_WRITTEN EXERCISE:_
Pull every line of the entries that has the word "image".
# # # # #
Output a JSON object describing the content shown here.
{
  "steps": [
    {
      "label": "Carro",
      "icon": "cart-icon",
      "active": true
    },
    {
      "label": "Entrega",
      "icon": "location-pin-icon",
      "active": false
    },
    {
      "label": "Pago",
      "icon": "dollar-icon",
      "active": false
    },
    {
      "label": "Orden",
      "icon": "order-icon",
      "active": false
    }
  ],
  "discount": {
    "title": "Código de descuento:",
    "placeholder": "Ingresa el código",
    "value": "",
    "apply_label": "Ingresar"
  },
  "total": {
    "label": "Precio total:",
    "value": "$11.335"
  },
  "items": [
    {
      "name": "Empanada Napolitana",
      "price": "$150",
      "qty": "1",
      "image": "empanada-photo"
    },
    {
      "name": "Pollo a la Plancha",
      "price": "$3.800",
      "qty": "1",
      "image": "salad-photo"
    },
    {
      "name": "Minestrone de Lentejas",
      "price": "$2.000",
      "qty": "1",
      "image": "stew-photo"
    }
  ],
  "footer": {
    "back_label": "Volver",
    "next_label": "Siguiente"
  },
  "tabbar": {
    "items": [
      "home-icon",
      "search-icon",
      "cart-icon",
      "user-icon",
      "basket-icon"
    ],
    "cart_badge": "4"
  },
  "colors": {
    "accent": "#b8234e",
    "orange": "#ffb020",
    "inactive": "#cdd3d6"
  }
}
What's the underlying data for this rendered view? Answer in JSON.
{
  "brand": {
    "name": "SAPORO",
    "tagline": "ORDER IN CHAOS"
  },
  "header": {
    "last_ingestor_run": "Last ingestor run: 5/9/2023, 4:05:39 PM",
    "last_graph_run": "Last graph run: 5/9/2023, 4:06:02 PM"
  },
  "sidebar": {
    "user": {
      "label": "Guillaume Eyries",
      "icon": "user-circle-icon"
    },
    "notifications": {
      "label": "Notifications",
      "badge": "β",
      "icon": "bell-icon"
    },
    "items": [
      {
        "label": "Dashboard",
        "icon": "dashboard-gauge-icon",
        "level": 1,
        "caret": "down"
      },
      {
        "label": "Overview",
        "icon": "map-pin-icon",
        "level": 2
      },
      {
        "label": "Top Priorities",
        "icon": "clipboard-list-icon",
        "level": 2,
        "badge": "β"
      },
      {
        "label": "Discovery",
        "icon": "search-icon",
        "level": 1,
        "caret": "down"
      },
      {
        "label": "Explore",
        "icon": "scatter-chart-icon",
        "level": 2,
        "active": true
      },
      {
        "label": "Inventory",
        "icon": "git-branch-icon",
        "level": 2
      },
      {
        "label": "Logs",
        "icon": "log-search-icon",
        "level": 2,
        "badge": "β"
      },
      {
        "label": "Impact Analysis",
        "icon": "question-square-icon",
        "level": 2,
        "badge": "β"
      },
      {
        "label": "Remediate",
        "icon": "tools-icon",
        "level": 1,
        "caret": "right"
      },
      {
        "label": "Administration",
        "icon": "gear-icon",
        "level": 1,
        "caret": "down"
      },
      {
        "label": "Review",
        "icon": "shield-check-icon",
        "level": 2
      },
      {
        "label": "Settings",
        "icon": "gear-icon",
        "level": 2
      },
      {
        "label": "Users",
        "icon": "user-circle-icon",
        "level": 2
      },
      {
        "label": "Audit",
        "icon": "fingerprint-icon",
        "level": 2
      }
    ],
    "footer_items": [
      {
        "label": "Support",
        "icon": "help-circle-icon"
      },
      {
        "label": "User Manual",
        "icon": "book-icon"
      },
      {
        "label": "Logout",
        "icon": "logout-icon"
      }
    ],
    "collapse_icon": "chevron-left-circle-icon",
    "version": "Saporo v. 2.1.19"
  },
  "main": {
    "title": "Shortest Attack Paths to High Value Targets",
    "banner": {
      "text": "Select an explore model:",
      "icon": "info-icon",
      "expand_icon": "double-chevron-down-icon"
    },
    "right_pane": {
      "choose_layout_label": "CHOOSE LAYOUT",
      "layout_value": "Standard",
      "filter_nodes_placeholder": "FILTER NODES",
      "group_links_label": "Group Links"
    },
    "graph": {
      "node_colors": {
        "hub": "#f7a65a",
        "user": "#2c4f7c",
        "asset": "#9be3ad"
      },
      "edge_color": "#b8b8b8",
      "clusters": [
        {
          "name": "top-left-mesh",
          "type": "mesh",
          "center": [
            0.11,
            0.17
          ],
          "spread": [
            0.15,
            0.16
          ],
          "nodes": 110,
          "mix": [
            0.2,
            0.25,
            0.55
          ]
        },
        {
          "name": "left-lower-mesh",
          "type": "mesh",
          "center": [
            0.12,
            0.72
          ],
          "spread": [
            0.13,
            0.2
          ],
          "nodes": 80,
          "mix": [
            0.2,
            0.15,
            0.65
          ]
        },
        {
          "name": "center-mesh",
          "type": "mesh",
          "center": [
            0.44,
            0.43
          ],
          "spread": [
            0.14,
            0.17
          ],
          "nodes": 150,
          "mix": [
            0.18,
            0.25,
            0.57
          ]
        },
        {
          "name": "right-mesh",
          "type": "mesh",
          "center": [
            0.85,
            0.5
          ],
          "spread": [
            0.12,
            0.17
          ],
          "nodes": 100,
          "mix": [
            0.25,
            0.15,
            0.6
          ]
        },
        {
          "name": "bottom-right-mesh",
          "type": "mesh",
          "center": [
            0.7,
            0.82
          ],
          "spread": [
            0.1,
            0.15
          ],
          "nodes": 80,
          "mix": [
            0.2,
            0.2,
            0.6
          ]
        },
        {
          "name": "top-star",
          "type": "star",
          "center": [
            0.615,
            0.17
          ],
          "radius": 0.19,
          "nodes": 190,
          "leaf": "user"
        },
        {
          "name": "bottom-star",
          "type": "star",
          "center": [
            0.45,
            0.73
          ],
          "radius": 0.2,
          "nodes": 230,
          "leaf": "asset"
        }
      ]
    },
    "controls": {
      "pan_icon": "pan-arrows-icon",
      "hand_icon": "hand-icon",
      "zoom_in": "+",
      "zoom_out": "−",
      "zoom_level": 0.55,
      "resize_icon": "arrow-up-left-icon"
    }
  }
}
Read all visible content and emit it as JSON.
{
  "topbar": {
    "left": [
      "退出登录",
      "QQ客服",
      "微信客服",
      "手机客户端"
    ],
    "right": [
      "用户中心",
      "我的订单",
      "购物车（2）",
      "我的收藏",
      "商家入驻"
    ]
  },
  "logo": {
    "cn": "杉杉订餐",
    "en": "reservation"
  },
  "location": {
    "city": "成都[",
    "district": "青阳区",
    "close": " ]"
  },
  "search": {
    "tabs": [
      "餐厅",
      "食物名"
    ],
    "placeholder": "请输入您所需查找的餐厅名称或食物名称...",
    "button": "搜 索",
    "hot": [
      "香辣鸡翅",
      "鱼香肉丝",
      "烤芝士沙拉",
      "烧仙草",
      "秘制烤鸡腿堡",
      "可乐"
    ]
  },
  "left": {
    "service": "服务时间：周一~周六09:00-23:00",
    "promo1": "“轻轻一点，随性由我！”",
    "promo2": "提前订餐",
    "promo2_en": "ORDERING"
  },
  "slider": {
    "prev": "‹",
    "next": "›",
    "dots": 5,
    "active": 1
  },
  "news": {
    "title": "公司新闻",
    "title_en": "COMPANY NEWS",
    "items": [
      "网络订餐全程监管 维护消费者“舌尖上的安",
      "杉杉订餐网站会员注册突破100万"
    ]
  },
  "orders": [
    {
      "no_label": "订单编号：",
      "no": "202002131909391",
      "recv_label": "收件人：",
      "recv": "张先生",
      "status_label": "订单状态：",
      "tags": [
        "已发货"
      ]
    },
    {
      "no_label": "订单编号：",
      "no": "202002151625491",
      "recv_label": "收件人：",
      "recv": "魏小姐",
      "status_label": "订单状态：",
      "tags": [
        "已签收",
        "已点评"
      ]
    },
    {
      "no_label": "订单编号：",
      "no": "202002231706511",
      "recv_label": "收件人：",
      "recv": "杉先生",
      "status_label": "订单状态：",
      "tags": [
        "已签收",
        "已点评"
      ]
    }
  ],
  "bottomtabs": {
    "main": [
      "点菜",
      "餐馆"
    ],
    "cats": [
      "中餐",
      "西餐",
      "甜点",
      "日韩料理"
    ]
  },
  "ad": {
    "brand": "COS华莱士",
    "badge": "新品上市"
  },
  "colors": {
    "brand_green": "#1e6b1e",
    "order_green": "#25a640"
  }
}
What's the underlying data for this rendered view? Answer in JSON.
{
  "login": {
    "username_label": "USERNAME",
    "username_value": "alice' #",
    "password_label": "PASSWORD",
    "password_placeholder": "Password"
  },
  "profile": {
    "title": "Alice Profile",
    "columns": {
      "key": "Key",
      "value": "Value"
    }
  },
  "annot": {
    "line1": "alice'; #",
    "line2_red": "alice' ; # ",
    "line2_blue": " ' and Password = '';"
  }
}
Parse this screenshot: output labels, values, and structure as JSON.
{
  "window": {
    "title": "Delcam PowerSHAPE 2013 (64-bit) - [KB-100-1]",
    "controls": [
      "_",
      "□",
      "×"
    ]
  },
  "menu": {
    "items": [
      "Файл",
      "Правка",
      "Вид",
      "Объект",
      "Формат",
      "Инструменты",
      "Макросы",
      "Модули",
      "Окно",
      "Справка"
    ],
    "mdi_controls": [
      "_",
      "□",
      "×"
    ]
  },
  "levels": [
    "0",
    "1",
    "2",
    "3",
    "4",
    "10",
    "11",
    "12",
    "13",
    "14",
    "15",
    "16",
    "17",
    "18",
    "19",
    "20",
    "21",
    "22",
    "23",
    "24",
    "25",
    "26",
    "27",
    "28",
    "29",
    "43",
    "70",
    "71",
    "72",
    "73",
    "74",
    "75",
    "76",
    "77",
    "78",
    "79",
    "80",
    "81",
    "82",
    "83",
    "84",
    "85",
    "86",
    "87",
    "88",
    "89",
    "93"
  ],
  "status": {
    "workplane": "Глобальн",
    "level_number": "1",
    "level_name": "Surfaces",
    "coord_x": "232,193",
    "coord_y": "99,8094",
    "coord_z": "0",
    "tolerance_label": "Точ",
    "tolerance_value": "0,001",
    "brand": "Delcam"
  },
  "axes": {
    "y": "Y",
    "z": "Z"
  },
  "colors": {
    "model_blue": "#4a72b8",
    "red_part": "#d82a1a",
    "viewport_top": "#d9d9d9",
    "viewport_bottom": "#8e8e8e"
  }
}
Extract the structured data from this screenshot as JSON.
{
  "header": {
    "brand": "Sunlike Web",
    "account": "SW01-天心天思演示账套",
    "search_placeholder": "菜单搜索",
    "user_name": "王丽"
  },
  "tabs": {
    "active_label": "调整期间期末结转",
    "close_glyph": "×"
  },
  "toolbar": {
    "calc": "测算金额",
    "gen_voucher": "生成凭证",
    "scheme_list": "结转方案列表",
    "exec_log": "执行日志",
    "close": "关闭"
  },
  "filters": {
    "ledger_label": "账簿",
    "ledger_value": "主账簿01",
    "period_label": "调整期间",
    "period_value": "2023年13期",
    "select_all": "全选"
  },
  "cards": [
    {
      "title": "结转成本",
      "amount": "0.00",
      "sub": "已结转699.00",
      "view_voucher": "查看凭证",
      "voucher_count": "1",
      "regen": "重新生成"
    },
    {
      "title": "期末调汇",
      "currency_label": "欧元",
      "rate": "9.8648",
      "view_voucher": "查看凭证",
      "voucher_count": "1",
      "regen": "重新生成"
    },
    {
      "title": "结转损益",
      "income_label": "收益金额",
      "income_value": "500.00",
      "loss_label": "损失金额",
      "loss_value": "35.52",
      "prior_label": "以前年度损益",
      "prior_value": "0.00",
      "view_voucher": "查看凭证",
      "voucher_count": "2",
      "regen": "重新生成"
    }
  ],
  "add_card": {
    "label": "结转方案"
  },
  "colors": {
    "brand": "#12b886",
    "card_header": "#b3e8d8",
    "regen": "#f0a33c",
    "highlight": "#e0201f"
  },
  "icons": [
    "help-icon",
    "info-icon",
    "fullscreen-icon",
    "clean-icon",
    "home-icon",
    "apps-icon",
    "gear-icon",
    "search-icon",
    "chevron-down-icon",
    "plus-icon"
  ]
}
# # # # #
_TASK ANSWER:_
      "image": "empanada-photo"
      "image": "salad-photo"
      "image": "stew-photo"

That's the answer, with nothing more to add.